* EXERCISE DIRECTIONS: Copy out all the data, word for word.

[Dataset rows]

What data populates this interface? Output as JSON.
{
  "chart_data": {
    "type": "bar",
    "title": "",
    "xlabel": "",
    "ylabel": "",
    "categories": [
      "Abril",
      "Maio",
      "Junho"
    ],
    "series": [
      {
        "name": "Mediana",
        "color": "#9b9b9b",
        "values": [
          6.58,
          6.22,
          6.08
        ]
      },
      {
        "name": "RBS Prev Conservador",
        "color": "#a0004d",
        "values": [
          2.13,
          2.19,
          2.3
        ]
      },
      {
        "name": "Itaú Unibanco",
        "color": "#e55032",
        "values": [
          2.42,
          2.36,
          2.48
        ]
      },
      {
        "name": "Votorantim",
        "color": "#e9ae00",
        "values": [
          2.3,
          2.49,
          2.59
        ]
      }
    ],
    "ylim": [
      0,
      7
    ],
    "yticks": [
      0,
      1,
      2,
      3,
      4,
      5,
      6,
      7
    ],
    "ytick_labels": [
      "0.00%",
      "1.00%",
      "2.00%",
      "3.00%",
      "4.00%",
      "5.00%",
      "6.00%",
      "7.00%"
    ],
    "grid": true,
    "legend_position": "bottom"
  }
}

* RESULT:
What data populates this interface? Output as JSON.
{
  "chart_data": {
    "type": "bar",
    "title": "",
    "xlabel": "",
    "ylabel": "",
    "categories": [
      "Abril",
      "Maio",
      "Junho"
    ],
    "series": [
      {
        "name": "Mediana",
        "color": "#9b9b9b",
        "values": [
          6.58,
          6.22,
          6.08
        ]
      },
      {
        "name": "RBS Prev Conservador",
        "color": "#a0004d",
        "values": [
          2.13,
          2.19,
          2.3
        ]
      },
      {
        "name": "Itaú Unibanco",
        "color": "#e55032",
        "values": [
          2.42,
          2.36,
          2.48
        ]
      },
      {
        "name": "Votorantim",
        "color": "#e9ae00",
        "values": [
          2.3,
          2.49,
          2.59
        ]
      }
    ],
    "ylim": [
      0,
      7
    ],
    "yticks": [
      0,
      1,
      2,
      3,
      4,
      5,
      6,
      7
    ],
    "ytick_labels": [
      "0.00%",
      "1.00%",
      "2.00%",
      "3.00%",
      "4.00%",
      "5.00%",
      "6.00%",
      "7.00%"
    ],
    "grid": true,
    "legend_position": "bottom"
  }
}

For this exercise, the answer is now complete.